Short exercise — List all lines of the data containing the word "size".

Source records

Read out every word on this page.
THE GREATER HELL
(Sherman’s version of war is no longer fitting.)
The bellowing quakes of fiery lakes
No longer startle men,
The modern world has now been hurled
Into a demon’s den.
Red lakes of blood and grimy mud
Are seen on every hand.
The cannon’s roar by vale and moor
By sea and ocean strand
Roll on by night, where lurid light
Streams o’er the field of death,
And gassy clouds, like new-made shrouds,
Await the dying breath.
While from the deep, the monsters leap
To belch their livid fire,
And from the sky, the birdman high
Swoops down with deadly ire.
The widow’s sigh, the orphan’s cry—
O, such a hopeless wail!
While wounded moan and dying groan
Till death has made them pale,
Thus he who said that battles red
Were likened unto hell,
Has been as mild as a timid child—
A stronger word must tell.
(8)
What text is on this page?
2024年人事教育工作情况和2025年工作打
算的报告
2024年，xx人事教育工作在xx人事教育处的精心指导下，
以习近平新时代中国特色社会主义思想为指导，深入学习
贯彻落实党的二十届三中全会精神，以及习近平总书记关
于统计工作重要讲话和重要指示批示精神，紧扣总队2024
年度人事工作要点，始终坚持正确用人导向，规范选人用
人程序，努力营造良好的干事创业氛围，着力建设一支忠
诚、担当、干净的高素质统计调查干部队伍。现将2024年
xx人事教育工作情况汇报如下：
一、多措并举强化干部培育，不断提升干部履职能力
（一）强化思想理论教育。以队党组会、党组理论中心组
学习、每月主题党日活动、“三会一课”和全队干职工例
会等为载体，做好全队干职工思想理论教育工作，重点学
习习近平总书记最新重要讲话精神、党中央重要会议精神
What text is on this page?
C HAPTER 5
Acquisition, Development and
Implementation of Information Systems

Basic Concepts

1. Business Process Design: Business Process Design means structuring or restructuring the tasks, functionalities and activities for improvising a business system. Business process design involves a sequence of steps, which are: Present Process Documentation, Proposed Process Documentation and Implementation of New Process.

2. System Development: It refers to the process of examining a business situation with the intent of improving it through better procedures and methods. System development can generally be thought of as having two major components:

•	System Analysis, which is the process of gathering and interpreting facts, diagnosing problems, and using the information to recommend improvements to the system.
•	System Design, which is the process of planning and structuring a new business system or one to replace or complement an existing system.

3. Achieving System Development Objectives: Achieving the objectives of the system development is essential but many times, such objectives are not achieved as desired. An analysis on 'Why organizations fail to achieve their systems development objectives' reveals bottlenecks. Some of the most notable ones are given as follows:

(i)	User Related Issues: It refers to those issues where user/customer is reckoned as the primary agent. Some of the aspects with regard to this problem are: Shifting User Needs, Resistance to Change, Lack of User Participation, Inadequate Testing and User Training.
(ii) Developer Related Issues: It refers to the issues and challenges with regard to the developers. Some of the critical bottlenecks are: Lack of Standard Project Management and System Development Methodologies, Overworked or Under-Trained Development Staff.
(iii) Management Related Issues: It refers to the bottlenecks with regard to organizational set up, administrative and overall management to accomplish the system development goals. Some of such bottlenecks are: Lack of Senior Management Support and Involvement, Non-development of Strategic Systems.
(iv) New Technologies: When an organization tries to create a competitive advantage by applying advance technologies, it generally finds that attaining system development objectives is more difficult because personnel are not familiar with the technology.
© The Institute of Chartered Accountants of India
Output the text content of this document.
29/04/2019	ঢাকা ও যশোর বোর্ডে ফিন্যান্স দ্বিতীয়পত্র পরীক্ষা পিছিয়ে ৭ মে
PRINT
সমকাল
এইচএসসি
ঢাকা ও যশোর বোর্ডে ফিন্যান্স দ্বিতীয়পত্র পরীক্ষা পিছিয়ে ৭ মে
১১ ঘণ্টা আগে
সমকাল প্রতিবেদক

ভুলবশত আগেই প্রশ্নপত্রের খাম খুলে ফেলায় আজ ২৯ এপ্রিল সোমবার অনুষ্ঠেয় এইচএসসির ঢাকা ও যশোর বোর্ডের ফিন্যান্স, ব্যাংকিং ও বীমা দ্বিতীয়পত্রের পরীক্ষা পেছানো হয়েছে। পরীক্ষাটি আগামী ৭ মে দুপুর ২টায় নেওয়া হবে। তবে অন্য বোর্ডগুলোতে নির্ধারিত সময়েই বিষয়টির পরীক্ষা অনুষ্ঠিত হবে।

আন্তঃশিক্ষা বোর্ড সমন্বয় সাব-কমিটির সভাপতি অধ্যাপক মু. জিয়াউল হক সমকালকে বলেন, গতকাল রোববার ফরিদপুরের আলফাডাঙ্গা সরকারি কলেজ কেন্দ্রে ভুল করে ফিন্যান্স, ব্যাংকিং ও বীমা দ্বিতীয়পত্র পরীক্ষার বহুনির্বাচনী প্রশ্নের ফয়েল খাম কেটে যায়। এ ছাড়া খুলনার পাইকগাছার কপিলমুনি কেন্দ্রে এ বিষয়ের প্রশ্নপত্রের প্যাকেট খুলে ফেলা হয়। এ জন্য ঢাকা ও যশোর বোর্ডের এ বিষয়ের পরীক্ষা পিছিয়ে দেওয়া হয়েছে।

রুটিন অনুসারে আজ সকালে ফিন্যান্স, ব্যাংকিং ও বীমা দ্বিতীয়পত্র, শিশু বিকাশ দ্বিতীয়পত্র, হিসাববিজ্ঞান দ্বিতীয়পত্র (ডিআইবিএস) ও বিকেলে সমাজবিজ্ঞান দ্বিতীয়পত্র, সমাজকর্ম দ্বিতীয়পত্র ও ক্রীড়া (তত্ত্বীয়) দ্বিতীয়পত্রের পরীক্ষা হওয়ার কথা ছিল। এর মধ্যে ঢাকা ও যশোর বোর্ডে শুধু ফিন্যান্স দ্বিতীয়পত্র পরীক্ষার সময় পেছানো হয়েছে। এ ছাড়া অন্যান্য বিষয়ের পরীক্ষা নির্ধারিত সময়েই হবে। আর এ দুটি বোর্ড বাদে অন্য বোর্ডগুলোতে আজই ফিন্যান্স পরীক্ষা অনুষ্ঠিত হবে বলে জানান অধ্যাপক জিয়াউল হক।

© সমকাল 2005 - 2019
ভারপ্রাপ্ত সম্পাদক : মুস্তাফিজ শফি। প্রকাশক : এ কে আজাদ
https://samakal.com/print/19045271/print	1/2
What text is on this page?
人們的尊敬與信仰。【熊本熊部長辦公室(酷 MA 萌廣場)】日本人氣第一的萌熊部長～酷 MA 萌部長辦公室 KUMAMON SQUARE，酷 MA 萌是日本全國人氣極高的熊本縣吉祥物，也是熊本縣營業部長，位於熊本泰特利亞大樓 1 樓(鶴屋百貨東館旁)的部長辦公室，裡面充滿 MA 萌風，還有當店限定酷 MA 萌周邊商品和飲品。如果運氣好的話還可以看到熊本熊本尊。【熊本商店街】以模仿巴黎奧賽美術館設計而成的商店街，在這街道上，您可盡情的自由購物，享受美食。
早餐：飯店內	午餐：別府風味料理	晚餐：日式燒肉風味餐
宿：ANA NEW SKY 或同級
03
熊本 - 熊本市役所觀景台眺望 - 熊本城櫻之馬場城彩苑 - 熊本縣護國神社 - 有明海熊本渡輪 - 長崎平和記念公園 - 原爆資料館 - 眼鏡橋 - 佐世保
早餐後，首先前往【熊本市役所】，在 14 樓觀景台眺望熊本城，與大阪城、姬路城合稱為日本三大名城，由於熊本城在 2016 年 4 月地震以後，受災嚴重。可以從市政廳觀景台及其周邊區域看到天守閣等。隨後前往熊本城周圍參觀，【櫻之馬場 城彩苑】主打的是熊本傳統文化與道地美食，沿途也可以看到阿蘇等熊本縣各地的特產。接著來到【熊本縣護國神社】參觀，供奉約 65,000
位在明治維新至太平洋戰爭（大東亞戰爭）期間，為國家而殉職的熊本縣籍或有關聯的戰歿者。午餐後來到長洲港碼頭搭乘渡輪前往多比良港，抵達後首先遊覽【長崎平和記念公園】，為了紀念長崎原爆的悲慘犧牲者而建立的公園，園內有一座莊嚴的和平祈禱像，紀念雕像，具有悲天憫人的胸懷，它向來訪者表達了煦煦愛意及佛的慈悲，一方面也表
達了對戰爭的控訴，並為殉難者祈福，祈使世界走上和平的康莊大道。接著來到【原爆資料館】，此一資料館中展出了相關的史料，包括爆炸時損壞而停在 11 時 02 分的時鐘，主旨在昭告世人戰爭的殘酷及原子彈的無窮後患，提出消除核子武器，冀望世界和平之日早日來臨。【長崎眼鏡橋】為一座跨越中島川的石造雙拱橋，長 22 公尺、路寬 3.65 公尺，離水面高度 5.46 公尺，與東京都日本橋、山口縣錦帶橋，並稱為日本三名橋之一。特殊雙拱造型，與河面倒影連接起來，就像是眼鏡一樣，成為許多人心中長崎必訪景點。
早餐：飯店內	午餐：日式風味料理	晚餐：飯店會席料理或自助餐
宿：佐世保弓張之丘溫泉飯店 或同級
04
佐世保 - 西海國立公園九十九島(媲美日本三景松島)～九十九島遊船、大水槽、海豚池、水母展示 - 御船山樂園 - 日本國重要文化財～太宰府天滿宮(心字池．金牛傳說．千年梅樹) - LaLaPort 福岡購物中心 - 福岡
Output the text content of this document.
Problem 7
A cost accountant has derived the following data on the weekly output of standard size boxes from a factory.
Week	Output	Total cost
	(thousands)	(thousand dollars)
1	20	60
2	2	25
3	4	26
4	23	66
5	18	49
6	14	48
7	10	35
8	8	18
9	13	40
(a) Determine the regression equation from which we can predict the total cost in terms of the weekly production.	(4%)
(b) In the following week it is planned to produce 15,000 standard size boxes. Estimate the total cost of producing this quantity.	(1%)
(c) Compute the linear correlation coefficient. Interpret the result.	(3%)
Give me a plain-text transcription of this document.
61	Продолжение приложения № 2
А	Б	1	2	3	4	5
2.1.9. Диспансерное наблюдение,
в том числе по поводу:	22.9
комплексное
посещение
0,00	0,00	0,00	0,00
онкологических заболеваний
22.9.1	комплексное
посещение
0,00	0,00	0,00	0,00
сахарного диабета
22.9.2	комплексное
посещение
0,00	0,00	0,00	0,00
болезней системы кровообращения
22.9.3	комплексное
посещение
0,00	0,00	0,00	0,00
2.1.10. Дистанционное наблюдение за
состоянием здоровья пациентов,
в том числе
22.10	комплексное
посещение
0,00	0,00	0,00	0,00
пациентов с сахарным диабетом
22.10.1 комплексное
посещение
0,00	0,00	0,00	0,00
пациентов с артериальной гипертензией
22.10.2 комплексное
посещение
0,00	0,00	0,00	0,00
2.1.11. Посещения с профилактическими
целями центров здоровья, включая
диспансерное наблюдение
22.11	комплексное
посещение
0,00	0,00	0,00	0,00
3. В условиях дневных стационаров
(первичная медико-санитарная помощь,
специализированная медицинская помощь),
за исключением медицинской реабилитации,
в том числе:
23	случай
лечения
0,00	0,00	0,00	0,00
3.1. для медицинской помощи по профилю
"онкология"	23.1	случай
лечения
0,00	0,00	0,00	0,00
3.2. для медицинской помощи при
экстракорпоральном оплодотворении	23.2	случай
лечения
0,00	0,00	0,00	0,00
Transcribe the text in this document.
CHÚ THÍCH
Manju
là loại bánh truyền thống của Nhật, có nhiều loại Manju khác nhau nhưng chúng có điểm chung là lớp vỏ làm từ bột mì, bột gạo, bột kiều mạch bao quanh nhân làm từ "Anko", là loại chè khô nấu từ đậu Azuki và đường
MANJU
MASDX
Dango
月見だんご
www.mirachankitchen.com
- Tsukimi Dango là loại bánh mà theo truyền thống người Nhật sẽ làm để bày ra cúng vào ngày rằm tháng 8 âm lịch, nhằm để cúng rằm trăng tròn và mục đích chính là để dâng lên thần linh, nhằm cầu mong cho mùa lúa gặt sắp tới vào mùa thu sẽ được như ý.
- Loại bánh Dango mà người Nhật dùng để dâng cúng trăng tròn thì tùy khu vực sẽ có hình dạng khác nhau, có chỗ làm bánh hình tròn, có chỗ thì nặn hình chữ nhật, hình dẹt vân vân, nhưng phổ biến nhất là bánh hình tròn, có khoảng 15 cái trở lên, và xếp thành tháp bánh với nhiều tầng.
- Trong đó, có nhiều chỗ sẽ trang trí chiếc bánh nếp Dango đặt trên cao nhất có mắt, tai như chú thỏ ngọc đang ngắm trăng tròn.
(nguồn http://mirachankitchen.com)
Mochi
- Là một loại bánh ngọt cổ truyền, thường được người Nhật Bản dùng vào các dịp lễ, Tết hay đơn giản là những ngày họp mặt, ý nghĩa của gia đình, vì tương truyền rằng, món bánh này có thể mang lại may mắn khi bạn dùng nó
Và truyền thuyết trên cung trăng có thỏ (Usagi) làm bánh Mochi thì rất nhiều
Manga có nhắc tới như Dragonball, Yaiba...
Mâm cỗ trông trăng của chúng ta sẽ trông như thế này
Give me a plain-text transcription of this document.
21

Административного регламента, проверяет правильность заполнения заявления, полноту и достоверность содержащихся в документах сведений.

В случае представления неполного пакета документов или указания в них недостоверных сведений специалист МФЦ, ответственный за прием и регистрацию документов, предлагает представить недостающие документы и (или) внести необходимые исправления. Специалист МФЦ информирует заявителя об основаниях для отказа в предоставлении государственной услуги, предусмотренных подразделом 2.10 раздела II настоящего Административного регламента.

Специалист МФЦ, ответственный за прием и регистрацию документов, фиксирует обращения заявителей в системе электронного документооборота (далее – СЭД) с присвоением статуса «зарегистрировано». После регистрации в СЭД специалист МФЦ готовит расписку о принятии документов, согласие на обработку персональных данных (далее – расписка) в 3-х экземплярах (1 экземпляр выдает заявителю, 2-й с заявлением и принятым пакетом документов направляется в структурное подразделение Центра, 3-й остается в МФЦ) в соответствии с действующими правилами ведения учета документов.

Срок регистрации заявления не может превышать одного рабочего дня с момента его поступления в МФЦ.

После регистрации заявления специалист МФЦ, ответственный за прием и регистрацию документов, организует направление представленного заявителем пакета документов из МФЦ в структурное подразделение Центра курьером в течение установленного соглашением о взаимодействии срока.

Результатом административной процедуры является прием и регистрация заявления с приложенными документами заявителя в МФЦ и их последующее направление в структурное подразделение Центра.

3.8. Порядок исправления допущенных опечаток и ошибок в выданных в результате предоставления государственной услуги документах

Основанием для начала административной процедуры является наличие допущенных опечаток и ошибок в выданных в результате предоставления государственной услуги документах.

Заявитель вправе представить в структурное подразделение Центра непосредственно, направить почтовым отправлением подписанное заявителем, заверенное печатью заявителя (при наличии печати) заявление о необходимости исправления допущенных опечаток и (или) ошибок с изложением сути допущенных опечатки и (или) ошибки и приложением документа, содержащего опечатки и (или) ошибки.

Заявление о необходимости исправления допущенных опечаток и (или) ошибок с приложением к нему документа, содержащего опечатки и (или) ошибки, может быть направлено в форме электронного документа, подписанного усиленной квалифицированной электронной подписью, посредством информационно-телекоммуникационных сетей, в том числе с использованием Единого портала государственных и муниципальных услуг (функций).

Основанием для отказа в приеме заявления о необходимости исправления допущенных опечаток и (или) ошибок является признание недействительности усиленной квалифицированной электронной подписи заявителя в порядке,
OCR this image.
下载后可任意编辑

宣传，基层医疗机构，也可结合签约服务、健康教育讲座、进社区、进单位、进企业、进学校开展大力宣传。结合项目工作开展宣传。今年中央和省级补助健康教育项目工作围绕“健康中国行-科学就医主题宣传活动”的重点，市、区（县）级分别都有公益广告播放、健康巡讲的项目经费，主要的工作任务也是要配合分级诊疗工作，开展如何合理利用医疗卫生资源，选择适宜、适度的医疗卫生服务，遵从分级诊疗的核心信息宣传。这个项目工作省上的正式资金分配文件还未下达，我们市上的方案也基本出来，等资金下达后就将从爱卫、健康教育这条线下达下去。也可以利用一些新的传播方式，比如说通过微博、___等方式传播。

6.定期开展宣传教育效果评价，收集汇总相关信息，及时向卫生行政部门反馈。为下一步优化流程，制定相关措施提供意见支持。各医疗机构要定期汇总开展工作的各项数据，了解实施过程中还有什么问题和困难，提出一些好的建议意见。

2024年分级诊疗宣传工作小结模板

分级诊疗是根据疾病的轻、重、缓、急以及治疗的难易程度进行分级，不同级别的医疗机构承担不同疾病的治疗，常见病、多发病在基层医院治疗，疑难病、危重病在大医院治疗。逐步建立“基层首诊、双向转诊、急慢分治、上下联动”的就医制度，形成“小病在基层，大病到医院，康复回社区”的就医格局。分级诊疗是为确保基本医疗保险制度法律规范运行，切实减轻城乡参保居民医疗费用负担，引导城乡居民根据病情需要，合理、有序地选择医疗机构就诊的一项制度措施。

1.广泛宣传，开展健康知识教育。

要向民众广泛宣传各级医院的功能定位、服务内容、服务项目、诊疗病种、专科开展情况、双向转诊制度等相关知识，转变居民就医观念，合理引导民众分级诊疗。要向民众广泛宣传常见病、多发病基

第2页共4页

Worked solution —
A cost accountant has derived the following data on the weekly output of standard size boxes from a factory.
(b) In the following week it is planned to produce 15,000 standard size boxes. Estimate the total cost of producing this quantity.	(1%)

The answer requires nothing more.